EXERCISE MATERIAL:
◆ ◆ ◆ ◆

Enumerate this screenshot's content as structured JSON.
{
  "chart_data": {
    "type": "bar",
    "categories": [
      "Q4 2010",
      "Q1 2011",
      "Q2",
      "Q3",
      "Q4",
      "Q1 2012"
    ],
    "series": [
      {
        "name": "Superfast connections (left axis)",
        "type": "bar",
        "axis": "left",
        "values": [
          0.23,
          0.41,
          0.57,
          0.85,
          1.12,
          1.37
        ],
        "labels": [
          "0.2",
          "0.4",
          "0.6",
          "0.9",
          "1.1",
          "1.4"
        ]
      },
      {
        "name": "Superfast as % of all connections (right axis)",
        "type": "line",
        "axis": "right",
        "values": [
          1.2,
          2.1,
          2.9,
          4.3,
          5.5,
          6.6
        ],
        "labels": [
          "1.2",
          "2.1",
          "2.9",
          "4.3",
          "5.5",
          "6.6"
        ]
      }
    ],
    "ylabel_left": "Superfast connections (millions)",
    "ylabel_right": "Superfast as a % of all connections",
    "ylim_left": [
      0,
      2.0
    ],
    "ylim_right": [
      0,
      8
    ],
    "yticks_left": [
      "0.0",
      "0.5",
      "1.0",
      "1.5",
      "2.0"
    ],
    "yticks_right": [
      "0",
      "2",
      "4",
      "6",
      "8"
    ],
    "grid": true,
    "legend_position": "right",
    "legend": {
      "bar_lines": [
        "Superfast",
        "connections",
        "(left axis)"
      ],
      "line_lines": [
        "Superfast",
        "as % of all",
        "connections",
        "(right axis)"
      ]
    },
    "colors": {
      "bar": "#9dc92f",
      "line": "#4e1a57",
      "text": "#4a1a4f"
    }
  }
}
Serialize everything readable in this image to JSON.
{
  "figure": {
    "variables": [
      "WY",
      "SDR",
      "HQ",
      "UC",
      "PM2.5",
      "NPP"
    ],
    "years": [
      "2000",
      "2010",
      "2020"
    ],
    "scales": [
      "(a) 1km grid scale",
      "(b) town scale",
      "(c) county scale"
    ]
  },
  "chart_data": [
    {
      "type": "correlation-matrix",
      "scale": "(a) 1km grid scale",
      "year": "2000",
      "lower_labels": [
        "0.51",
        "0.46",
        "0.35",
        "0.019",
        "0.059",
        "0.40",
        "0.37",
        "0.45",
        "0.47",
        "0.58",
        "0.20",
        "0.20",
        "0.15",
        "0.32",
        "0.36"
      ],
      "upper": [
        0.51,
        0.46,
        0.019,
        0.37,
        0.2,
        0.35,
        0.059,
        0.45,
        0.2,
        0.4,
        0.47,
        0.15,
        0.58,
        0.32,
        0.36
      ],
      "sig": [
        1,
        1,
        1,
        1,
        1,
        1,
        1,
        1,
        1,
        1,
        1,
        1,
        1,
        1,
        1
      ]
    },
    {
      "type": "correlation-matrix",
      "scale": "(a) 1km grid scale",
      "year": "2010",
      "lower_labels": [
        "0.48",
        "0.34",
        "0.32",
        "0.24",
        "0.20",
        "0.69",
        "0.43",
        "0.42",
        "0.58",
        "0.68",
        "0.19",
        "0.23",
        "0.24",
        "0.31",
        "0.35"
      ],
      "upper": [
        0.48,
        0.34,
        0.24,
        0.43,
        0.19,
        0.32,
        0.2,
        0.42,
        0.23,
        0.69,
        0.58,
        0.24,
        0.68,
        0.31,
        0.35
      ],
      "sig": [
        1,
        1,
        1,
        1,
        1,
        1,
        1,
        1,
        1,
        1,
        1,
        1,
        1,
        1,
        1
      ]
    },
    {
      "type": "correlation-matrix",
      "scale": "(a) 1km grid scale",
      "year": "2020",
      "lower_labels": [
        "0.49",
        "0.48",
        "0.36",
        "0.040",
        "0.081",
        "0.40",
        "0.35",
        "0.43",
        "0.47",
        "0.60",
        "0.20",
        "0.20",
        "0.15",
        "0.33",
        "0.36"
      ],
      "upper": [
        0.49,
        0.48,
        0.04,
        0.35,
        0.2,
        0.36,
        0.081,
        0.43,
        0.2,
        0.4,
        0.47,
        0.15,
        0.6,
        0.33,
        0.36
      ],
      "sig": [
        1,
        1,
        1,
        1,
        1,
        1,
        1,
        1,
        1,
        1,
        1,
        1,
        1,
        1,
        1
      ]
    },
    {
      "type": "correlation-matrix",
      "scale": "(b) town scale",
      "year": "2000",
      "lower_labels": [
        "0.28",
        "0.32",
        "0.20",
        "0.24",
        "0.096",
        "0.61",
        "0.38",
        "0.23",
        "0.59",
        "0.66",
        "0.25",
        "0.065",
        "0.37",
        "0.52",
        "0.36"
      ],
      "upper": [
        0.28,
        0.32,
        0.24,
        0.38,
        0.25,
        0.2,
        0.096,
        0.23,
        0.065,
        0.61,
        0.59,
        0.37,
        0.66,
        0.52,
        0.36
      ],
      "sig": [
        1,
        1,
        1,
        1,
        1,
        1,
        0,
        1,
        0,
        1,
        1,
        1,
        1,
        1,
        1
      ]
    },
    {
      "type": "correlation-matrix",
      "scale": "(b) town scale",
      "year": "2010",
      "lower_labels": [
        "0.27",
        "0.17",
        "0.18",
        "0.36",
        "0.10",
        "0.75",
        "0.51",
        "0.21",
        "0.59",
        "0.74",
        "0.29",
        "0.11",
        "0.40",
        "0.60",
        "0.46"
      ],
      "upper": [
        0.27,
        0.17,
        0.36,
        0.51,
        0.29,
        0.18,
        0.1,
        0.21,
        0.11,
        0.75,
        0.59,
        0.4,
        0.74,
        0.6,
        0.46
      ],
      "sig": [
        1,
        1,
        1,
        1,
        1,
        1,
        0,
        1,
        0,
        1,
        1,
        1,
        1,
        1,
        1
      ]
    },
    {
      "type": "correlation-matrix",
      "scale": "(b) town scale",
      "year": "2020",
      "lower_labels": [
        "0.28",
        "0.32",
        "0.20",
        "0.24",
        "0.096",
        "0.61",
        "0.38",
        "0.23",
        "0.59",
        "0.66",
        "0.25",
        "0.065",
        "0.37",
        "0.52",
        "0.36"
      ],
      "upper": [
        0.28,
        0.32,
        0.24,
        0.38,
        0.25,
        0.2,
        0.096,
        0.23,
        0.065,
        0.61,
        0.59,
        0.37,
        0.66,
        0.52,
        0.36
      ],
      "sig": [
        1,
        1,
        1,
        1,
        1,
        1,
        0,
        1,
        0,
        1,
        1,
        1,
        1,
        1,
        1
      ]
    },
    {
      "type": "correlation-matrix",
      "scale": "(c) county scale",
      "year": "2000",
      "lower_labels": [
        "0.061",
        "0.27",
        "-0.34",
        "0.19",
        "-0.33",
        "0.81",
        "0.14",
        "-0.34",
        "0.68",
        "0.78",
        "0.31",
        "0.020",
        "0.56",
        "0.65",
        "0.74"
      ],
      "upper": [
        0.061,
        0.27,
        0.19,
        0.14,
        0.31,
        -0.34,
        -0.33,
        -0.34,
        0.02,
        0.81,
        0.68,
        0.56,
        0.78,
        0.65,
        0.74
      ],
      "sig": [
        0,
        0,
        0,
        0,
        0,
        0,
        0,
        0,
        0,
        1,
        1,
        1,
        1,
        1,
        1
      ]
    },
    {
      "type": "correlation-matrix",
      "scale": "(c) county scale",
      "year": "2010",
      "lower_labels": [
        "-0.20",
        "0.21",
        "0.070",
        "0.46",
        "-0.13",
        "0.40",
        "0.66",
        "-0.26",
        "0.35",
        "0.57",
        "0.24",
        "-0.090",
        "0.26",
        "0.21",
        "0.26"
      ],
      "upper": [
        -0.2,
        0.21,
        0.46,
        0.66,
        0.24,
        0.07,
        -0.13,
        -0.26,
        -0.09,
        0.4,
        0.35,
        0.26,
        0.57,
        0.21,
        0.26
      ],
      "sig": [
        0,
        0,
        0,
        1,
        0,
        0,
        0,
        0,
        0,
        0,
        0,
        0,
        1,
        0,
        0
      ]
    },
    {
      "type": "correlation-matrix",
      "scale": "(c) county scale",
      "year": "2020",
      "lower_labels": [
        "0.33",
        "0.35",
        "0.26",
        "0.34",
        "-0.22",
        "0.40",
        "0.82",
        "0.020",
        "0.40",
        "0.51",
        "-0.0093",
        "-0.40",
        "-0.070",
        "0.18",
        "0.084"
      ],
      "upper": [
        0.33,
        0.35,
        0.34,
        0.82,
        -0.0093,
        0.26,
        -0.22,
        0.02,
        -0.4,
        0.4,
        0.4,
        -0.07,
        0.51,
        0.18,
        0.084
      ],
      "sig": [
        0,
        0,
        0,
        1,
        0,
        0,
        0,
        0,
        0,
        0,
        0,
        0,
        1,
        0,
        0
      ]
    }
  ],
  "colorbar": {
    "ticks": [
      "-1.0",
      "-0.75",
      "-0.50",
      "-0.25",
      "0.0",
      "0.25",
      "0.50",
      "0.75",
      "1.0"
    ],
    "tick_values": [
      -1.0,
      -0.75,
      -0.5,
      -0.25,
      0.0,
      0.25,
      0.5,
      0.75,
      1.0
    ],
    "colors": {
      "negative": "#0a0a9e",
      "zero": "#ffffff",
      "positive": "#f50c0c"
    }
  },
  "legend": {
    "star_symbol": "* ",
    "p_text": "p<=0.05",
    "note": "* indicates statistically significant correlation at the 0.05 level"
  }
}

◆ ◆ ◆ ◆

TASK TO CARRY OUT: Pull every line containing the word "axis" out of the entries above.

THE RESPONSE:
        "name": "Superfast connections (left axis)",
        "axis": "left",
        "name": "Superfast as % of all connections (right axis)",
        "axis": "right",
        "(left axis)"
        "(right axis)"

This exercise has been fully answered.